EXERCISE TASK
Write out each entry again. Keep every word exactly as it is.

(Records contained in a dataset)
* * *
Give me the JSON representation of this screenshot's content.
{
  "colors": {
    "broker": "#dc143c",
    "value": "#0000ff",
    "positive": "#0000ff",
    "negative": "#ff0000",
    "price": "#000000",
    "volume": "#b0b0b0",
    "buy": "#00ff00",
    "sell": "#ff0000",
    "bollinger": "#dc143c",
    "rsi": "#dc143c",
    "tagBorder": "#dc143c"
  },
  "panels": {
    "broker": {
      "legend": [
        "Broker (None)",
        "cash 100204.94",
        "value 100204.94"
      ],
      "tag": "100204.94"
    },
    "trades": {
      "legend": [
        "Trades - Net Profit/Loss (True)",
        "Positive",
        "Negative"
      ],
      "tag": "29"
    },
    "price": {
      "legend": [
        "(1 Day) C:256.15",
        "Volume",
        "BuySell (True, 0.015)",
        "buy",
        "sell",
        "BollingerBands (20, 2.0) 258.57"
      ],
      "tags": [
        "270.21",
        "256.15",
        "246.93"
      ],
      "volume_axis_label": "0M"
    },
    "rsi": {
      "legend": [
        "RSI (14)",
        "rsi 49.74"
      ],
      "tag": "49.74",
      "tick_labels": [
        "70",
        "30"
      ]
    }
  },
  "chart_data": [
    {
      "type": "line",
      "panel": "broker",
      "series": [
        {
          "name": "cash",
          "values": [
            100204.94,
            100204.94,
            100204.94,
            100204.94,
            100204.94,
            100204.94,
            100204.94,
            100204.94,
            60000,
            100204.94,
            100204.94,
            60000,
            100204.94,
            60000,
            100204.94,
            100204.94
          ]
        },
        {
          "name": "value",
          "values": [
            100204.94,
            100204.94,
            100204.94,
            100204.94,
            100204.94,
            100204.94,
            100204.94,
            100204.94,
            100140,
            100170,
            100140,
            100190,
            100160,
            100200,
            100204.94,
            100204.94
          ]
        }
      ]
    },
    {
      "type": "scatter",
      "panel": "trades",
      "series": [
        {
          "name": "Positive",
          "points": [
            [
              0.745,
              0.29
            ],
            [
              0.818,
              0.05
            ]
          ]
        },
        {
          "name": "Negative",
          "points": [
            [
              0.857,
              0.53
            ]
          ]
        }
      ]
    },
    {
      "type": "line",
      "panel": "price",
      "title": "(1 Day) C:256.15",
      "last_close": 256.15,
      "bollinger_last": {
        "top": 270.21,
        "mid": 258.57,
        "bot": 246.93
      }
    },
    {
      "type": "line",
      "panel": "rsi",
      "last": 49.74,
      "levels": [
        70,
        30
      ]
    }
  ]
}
* * *
ANSWER BELOW
Give me the JSON representation of this screenshot's content.
{
  "colors": {
    "broker": "#dc143c",
    "value": "#0000ff",
    "positive": "#0000ff",
    "negative": "#ff0000",
    "price": "#000000",
    "volume": "#b0b0b0",
    "buy": "#00ff00",
    "sell": "#ff0000",
    "bollinger": "#dc143c",
    "rsi": "#dc143c",
    "tagBorder": "#dc143c"
  },
  "panels": {
    "broker": {
      "legend": [
        "Broker (None)",
        "cash 100204.94",
        "value 100204.94"
      ],
      "tag": "100204.94"
    },
    "trades": {
      "legend": [
        "Trades - Net Profit/Loss (True)",
        "Positive",
        "Negative"
      ],
      "tag": "29"
    },
    "price": {
      "legend": [
        "(1 Day) C:256.15",
        "Volume",
        "BuySell (True, 0.015)",
        "buy",
        "sell",
        "BollingerBands (20, 2.0) 258.57"
      ],
      "tags": [
        "270.21",
        "256.15",
        "246.93"
      ],
      "volume_axis_label": "0M"
    },
    "rsi": {
      "legend": [
        "RSI (14)",
        "rsi 49.74"
      ],
      "tag": "49.74",
      "tick_labels": [
        "70",
        "30"
      ]
    }
  },
  "chart_data": [
    {
      "type": "line",
      "panel": "broker",
      "series": [
        {
          "name": "cash",
          "values": [
            100204.94,
            100204.94,
            100204.94,
            100204.94,
            100204.94,
            100204.94,
            100204.94,
            100204.94,
            60000,
            100204.94,
            100204.94,
            60000,
            100204.94,
            60000,
            100204.94,
            100204.94
          ]
        },
        {
          "name": "value",
          "values": [
            100204.94,
            100204.94,
            100204.94,
            100204.94,
            100204.94,
            100204.94,
            100204.94,
            100204.94,
            100140,
            100170,
            100140,
            100190,
            100160,
            100200,
            100204.94,
            100204.94
          ]
        }
      ]
    },
    {
      "type": "scatter",
      "panel": "trades",
      "series": [
        {
          "name": "Positive",
          "points": [
            [
              0.745,
              0.29
            ],
            [
              0.818,
              0.05
            ]
          ]
        },
        {
          "name": "Negative",
          "points": [
            [
              0.857,
              0.53
            ]
          ]
        }
      ]
    },
    {
      "type": "line",
      "panel": "price",
      "title": "(1 Day) C:256.15",
      "last_close": 256.15,
      "bollinger_last": {
        "top": 270.21,
        "mid": 258.57,
        "bot": 246.93
      }
    },
    {
      "type": "line",
      "panel": "rsi",
      "last": 49.74,
      "levels": [
        70,
        30
      ]
    }
  ]
}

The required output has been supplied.